Write out all the data again, exactly as it stands.

--- DATA IN THIS EXERCISE ---

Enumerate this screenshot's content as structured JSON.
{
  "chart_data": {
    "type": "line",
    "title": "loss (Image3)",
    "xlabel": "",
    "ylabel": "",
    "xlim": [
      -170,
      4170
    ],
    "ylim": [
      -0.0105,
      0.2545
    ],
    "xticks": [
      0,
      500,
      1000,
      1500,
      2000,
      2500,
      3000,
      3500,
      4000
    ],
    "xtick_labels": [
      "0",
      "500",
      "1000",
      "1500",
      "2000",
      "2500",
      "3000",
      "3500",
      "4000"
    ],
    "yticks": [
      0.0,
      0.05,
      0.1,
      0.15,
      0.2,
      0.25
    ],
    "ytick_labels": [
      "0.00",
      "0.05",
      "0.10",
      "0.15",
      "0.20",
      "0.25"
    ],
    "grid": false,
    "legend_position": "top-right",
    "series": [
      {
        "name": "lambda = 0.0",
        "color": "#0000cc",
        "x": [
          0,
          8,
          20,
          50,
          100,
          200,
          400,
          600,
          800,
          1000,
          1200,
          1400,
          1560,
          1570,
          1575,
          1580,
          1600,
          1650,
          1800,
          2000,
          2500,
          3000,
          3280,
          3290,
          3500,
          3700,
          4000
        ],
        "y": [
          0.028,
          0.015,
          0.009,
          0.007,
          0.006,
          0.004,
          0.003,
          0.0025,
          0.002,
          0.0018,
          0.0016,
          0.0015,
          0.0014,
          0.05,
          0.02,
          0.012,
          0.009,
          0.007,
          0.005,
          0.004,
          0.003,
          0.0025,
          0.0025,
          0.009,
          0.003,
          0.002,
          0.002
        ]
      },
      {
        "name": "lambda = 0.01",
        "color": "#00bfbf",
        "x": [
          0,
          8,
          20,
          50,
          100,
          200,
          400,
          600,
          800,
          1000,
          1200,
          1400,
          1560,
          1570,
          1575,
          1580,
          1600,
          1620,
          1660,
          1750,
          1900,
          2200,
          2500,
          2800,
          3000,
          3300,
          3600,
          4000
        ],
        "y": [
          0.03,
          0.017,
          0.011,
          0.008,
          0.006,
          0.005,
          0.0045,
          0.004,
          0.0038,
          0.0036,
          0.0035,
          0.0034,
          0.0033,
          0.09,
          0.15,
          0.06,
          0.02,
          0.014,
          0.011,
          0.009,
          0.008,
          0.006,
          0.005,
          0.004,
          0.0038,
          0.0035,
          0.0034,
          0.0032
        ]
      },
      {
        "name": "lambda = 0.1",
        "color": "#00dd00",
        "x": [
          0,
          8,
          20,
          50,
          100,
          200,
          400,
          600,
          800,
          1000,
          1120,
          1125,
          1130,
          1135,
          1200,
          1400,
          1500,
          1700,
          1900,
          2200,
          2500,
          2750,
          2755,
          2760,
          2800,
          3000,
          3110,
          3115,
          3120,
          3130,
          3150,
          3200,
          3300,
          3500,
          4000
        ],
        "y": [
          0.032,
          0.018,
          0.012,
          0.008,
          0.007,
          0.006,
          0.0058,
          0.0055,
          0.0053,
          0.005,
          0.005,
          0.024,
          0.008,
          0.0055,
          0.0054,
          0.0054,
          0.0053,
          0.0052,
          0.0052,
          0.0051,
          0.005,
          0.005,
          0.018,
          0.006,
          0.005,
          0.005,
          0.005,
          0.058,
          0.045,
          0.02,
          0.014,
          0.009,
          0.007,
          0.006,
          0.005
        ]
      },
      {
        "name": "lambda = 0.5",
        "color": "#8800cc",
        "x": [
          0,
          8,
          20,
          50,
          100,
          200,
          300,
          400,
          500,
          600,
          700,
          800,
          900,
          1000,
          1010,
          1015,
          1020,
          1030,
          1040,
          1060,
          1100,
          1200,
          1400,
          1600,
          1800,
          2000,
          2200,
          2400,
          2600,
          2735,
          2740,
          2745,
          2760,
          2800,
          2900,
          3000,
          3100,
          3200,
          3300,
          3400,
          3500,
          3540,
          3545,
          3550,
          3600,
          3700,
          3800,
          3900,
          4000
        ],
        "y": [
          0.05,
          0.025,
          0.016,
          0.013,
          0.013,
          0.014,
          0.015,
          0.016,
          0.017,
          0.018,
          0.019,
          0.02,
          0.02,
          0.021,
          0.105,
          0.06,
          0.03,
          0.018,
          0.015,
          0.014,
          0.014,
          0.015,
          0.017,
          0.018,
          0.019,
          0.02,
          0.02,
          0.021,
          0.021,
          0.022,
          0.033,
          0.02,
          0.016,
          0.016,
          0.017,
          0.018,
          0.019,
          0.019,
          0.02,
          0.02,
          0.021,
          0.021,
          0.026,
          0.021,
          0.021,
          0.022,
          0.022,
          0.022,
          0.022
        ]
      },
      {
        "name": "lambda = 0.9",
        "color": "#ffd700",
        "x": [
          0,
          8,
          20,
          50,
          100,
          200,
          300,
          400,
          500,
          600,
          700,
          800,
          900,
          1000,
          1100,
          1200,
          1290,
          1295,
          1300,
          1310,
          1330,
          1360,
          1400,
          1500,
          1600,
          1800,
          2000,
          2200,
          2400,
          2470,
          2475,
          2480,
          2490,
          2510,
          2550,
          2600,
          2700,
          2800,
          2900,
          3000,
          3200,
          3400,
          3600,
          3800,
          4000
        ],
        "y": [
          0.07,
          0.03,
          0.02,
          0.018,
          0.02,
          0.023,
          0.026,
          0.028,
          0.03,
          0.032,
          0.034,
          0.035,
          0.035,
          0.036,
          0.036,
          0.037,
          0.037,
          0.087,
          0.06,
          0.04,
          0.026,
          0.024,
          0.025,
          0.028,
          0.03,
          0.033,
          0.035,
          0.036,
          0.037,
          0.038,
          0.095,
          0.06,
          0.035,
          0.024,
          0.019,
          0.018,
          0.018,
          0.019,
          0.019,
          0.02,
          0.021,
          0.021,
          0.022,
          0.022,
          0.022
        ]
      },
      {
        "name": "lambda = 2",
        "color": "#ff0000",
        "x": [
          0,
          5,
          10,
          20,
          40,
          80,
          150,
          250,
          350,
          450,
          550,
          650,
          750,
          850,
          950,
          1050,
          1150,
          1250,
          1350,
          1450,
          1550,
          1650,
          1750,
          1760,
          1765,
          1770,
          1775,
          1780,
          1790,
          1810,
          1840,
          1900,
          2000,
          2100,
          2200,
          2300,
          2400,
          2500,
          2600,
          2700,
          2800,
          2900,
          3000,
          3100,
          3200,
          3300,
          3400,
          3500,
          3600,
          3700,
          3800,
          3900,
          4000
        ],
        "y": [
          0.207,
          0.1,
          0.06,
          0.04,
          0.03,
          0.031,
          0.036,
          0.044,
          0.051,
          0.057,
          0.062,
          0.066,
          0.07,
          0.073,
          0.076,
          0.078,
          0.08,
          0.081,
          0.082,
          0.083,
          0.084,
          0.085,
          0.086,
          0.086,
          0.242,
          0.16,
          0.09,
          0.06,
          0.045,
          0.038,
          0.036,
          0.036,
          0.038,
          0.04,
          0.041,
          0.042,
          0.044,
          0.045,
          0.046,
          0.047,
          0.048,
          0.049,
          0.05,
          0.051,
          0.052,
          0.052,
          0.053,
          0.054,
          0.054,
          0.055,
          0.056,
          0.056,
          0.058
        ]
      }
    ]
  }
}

---

** REPLY TO THE EXERCISE **
Enumerate this screenshot's content as structured JSON.
{
  "chart_data": {
    "type": "line",
    "title": "loss (Image3)",
    "xlabel": "",
    "ylabel": "",
    "xlim": [
      -170,
      4170
    ],
    "ylim": [
      -0.0105,
      0.2545
    ],
    "xticks": [
      0,
      500,
      1000,
      1500,
      2000,
      2500,
      3000,
      3500,
      4000
    ],
    "xtick_labels": [
      "0",
      "500",
      "1000",
      "1500",
      "2000",
      "2500",
      "3000",
      "3500",
      "4000"
    ],
    "yticks": [
      0.0,
      0.05,
      0.1,
      0.15,
      0.2,
      0.25
    ],
    "ytick_labels": [
      "0.00",
      "0.05",
      "0.10",
      "0.15",
      "0.20",
      "0.25"
    ],
    "grid": false,
    "legend_position": "top-right",
    "series": [
      {
        "name": "lambda = 0.0",
        "color": "#0000cc",
        "x": [
          0,
          8,
          20,
          50,
          100,
          200,
          400,
          600,
          800,
          1000,
          1200,
          1400,
          1560,
          1570,
          1575,
          1580,
          1600,
          1650,
          1800,
          2000,
          2500,
          3000,
          3280,
          3290,
          3500,
          3700,
          4000
        ],
        "y": [
          0.028,
          0.015,
          0.009,
          0.007,
          0.006,
          0.004,
          0.003,
          0.0025,
          0.002,
          0.0018,
          0.0016,
          0.0015,
          0.0014,
          0.05,
          0.02,
          0.012,
          0.009,
          0.007,
          0.005,
          0.004,
          0.003,
          0.0025,
          0.0025,
          0.009,
          0.003,
          0.002,
          0.002
        ]
      },
      {
        "name": "lambda = 0.01",
        "color": "#00bfbf",
        "x": [
          0,
          8,
          20,
          50,
          100,
          200,
          400,
          600,
          800,
          1000,
          1200,
          1400,
          1560,
          1570,
          1575,
          1580,
          1600,
          1620,
          1660,
          1750,
          1900,
          2200,
          2500,
          2800,
          3000,
          3300,
          3600,
          4000
        ],
        "y": [
          0.03,
          0.017,
          0.011,
          0.008,
          0.006,
          0.005,
          0.0045,
          0.004,
          0.0038,
          0.0036,
          0.0035,
          0.0034,
          0.0033,
          0.09,
          0.15,
          0.06,
          0.02,
          0.014,
          0.011,
          0.009,
          0.008,
          0.006,
          0.005,
          0.004,
          0.0038,
          0.0035,
          0.0034,
          0.0032
        ]
      },
      {
        "name": "lambda = 0.1",
        "color": "#00dd00",
        "x": [
          0,
          8,
          20,
          50,
          100,
          200,
          400,
          600,
          800,
          1000,
          1120,
          1125,
          1130,
          1135,
          1200,
          1400,
          1500,
          1700,
          1900,
          2200,
          2500,
          2750,
          2755,
          2760,
          2800,
          3000,
          3110,
          3115,
          3120,
          3130,
          3150,
          3200,
          3300,
          3500,
          4000
        ],
        "y": [
          0.032,
          0.018,
          0.012,
          0.008,
          0.007,
          0.006,
          0.0058,
          0.0055,
          0.0053,
          0.005,
          0.005,
          0.024,
          0.008,
          0.0055,
          0.0054,
          0.0054,
          0.0053,
          0.0052,
          0.0052,
          0.0051,
          0.005,
          0.005,
          0.018,
          0.006,
          0.005,
          0.005,
          0.005,
          0.058,
          0.045,
          0.02,
          0.014,
          0.009,
          0.007,
          0.006,
          0.005
        ]
      },
      {
        "name": "lambda = 0.5",
        "color": "#8800cc",
        "x": [
          0,
          8,
          20,
          50,
          100,
          200,
          300,
          400,
          500,
          600,
          700,
          800,
          900,
          1000,
          1010,
          1015,
          1020,
          1030,
          1040,
          1060,
          1100,
          1200,
          1400,
          1600,
          1800,
          2000,
          2200,
          2400,
          2600,
          2735,
          2740,
          2745,
          2760,
          2800,
          2900,
          3000,
          3100,
          3200,
          3300,
          3400,
          3500,
          3540,
          3545,
          3550,
          3600,
          3700,
          3800,
          3900,
          4000
        ],
        "y": [
          0.05,
          0.025,
          0.016,
          0.013,
          0.013,
          0.014,
          0.015,
          0.016,
          0.017,
          0.018,
          0.019,
          0.02,
          0.02,
          0.021,
          0.105,
          0.06,
          0.03,
          0.018,
          0.015,
          0.014,
          0.014,
          0.015,
          0.017,
          0.018,
          0.019,
          0.02,
          0.02,
          0.021,
          0.021,
          0.022,
          0.033,
          0.02,
          0.016,
          0.016,
          0.017,
          0.018,
          0.019,
          0.019,
          0.02,
          0.02,
          0.021,
          0.021,
          0.026,
          0.021,
          0.021,
          0.022,
          0.022,
          0.022,
          0.022
        ]
      },
      {
        "name": "lambda = 0.9",
        "color": "#ffd700",
        "x": [
          0,
          8,
          20,
          50,
          100,
          200,
          300,
          400,
          500,
          600,
          700,
          800,
          900,
          1000,
          1100,
          1200,
          1290,
          1295,
          1300,
          1310,
          1330,
          1360,
          1400,
          1500,
          1600,
          1800,
          2000,
          2200,
          2400,
          2470,
          2475,
          2480,
          2490,
          2510,
          2550,
          2600,
          2700,
          2800,
          2900,
          3000,
          3200,
          3400,
          3600,
          3800,
          4000
        ],
        "y": [
          0.07,
          0.03,
          0.02,
          0.018,
          0.02,
          0.023,
          0.026,
          0.028,
          0.03,
          0.032,
          0.034,
          0.035,
          0.035,
          0.036,
          0.036,
          0.037,
          0.037,
          0.087,
          0.06,
          0.04,
          0.026,
          0.024,
          0.025,
          0.028,
          0.03,
          0.033,
          0.035,
          0.036,
          0.037,
          0.038,
          0.095,
          0.06,
          0.035,
          0.024,
          0.019,
          0.018,
          0.018,
          0.019,
          0.019,
          0.02,
          0.021,
          0.021,
          0.022,
          0.022,
          0.022
        ]
      },
      {
        "name": "lambda = 2",
        "color": "#ff0000",
        "x": [
          0,
          5,
          10,
          20,
          40,
          80,
          150,
          250,
          350,
          450,
          550,
          650,
          750,
          850,
          950,
          1050,
          1150,
          1250,
          1350,
          1450,
          1550,
          1650,
          1750,
          1760,
          1765,
          1770,
          1775,
          1780,
          1790,
          1810,
          1840,
          1900,
          2000,
          2100,
          2200,
          2300,
          2400,
          2500,
          2600,
          2700,
          2800,
          2900,
          3000,
          3100,
          3200,
          3300,
          3400,
          3500,
          3600,
          3700,
          3800,
          3900,
          4000
        ],
        "y": [
          0.207,
          0.1,
          0.06,
          0.04,
          0.03,
          0.031,
          0.036,
          0.044,
          0.051,
          0.057,
          0.062,
          0.066,
          0.07,
          0.073,
          0.076,
          0.078,
          0.08,
          0.081,
          0.082,
          0.083,
          0.084,
          0.085,
          0.086,
          0.086,
          0.242,
          0.16,
          0.09,
          0.06,
          0.045,
          0.038,
          0.036,
          0.036,
          0.038,
          0.04,
          0.041,
          0.042,
          0.044,
          0.045,
          0.046,
          0.047,
          0.048,
          0.049,
          0.05,
          0.051,
          0.052,
          0.052,
          0.053,
          0.054,
          0.054,
          0.055,
          0.056,
          0.056,
          0.058
        ]
      }
    ]
  }
}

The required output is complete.